## Problem
Where the word "oxidation" occurs in a line of the data, return the whole line.

## Stored items from a collection
------------------------------------------------------------

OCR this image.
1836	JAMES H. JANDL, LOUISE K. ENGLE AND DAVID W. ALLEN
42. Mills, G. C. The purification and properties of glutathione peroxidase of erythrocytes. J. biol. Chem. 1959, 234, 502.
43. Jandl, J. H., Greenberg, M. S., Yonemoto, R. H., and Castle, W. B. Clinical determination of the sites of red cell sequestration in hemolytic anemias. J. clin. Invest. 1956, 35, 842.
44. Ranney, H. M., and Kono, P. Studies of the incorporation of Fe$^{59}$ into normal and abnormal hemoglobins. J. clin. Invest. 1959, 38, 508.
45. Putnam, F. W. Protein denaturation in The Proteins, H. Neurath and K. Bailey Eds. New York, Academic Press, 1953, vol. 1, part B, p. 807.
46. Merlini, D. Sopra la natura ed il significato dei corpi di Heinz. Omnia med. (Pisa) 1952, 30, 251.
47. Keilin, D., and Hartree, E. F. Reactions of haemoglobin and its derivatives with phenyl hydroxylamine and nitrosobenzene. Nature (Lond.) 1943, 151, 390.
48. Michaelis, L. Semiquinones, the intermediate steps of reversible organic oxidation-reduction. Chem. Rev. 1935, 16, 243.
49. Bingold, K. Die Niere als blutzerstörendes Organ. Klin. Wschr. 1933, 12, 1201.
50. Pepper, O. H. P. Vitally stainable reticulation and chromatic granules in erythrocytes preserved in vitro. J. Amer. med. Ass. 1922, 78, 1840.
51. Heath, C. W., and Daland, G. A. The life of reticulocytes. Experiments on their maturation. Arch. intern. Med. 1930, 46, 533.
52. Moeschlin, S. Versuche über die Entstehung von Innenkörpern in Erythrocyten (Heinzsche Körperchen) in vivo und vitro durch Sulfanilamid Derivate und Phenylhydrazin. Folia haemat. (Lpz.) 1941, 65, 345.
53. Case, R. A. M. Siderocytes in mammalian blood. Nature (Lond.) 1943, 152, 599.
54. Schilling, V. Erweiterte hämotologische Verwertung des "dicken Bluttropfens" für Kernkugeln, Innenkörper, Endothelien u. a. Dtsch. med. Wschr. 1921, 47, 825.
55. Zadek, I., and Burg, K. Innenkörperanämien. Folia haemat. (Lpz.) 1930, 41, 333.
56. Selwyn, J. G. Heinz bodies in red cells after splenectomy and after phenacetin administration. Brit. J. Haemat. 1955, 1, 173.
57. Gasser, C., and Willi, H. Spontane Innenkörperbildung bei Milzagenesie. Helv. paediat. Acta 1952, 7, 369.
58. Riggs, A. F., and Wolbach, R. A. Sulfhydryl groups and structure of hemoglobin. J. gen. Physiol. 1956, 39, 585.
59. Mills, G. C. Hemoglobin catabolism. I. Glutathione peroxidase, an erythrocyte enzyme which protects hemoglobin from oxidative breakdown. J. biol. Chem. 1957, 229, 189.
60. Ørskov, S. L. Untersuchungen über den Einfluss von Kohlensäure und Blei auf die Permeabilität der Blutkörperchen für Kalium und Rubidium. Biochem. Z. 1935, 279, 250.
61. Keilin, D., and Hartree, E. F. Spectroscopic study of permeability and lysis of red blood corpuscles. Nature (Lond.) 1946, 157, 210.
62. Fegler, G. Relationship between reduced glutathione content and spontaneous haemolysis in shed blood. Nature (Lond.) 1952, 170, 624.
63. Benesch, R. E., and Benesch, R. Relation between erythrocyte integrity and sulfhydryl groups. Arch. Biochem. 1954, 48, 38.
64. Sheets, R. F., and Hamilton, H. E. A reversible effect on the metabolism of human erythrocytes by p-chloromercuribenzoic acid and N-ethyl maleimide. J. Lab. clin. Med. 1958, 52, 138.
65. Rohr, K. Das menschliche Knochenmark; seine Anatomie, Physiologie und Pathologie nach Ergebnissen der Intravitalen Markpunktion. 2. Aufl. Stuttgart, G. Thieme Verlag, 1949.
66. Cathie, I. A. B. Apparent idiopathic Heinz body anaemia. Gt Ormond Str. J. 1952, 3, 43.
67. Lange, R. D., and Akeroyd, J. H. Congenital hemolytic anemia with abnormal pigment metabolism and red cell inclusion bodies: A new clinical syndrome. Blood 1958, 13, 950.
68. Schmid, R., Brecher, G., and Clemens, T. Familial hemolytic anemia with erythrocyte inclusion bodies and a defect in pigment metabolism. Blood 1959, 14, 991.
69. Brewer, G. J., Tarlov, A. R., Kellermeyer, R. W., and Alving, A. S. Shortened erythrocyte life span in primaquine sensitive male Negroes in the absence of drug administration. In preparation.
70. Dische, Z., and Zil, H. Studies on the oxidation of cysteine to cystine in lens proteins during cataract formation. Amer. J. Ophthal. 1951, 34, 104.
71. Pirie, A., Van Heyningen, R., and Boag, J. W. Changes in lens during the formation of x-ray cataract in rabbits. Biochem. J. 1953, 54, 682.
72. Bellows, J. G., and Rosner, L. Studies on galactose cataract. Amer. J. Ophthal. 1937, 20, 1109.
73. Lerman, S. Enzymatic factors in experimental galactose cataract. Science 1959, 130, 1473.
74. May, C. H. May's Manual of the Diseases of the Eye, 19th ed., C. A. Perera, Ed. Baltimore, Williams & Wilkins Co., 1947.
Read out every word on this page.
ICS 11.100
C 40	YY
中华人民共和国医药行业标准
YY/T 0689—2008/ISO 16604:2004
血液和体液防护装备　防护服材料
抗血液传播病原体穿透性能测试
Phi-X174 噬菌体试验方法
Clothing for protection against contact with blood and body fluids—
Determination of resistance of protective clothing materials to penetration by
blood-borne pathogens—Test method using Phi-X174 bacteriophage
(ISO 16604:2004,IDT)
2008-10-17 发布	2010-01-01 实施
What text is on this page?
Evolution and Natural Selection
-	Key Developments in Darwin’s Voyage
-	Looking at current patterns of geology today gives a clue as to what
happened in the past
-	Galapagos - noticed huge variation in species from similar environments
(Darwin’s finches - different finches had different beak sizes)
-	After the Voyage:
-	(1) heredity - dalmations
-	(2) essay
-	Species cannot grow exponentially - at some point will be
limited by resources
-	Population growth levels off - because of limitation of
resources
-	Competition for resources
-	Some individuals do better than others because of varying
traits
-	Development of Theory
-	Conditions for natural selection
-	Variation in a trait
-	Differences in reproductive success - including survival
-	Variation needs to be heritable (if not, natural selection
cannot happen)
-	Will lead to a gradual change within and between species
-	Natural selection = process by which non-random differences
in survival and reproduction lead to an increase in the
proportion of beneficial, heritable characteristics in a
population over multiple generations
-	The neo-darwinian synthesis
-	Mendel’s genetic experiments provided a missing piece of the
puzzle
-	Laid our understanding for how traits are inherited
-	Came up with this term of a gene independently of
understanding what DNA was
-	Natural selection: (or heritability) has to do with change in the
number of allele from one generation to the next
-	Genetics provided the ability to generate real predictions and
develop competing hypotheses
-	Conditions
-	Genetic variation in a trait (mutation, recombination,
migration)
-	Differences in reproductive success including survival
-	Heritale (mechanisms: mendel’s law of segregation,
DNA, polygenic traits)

------------------------------------------------------------

## Written response
48. Michaelis, L. Semiquinones, the intermediate steps of reversible organic oxidation-reduction. Chem. Rev. 1935, 16, 243.
70. Dische, Z., and Zil, H. Studies on the oxidation of cysteine to cystine in lens proteins during cataract formation. Amer. J. Ophthal. 1951, 34, 104.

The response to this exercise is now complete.